Quote the rows word for word, from the beginning of the rows through the line containing "In FIG. 3, the support", both ends included. Leave the pictures out of your answer.

» **MATERIAL PROVIDED**
━━━━━━━━━━━━━━━━━━━━

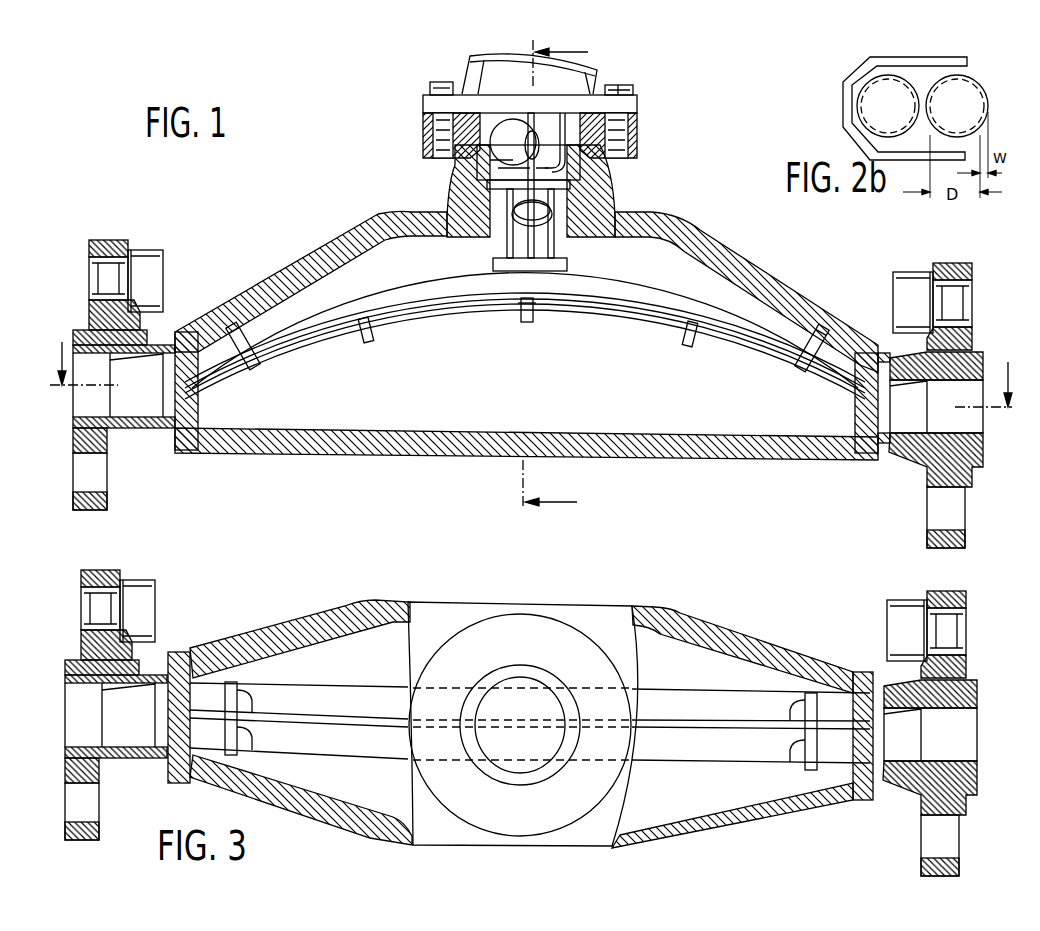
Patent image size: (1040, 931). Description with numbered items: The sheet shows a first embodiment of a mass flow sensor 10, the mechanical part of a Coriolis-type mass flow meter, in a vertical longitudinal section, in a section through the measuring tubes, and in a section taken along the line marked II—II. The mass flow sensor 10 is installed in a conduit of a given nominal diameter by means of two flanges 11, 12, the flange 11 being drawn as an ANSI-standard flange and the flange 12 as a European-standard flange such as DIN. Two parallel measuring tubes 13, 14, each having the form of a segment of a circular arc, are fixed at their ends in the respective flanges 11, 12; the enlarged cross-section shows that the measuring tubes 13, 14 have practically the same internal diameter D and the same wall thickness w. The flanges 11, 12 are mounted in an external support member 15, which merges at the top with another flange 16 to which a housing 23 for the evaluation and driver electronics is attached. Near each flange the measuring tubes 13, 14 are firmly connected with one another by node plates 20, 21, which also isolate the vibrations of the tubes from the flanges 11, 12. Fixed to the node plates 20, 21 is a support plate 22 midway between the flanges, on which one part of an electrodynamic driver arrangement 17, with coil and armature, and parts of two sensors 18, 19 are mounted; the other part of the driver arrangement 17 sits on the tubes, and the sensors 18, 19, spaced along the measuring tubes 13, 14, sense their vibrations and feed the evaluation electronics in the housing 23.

In FIG. 1, the mass flow sensor 10 is at (311, 146).
In FIG. 1, the flange 11 is at (112, 244).
In FIG. 3, the flange 11 is at (105, 572).
In FIG. 1, the flange 12 is at (953, 263).
In FIG. 3, the flange 12 is at (955, 587).
In FIG. 3, the measuring tube 13 is at (708, 703).
In FIG. 1, the measuring tube 14 is at (631, 292).
In FIG. 3, the measuring tube 14 is at (752, 742).
In FIG. 1, the support member 15 is at (728, 268).
In FIG. 3, the support member 15 is at (658, 608).
In FIG. 1, the flange 16 is at (638, 148).
In FIG. 1, the electrodynamic driver arrangement 17 is at (534, 322).
In FIG. 1, the sensor 18 is at (367, 334).
In FIG. 1, the sensor 19 is at (690, 347).
In FIG. 1, the node plate 20 is at (240, 326).
In FIG. 3, the node plate 20 is at (228, 682).
In FIG. 1, the node plate 21 is at (815, 348).
In FIG. 3, the node plate 21 is at (813, 698).
In FIG. 1, the support plate 22 is at (454, 323).
In FIG. 1, the housing 23 is at (468, 63).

━━━━━━━━━━━━━━━━━━━━

» **EXERCISE RESPONSE**
Patent image size: (1040, 931). Description with numbered items: The sheet shows a first embodiment of a mass flow sensor 10, the mechanical part of a Coriolis-type mass flow meter, in a vertical longitudinal section, in a section through the measuring tubes, and in a section taken along the line marked II—II. The mass flow sensor 10 is installed in a conduit of a given nominal diameter by means of two flanges 11, 12, the flange 11 being drawn as an ANSI-standard flange and the flange 12 as a European-standard flange such as DIN. Two parallel measuring tubes 13, 14, each having the form of a segment of a circular arc, are fixed at their ends in the respective flanges 11, 12; the enlarged cross-section shows that the measuring tubes 13, 14 have practically the same internal diameter D and the same wall thickness w. The flanges 11, 12 are mounted in an external support member 15, which merges at the top with another flange 16 to which a housing 23 for the evaluation and driver electronics is attached. Near each flange the measuring tubes 13, 14 are firmly connected with one another by node plates 20, 21, which also isolate the vibrations of the tubes from the flanges 11, 12. Fixed to the node plates 20, 21 is a support plate 22 midway between the flanges, on which one part of an electrodynamic driver arrangement 17, with coil and armature, and parts of two sensors 18, 19 are mounted; the other part of the driver arrangement 17 sits on the tubes, and the sensors 18, 19, spaced along the measuring tubes 13, 14, sense their vibrations and feed the evaluation electronics in the housing 23.

In FIG. 1, the mass flow sensor 10 is at (311, 146).
In FIG. 1, the flange 11 is at (112, 244).
In FIG. 3, the flange 11 is at (105, 572).
In FIG. 1, the flange 12 is at (953, 263).
In FIG. 3, the flange 12 is at (955, 587).
In FIG. 3, the measuring tube 13 is at (708, 703).
In FIG. 1, the measuring tube 14 is at (631, 292).
In FIG. 3, the measuring tube 14 is at (752, 742).
In FIG. 1, the support member 15 is at (728, 268).
In FIG. 3, the support member 15 is at (658, 608).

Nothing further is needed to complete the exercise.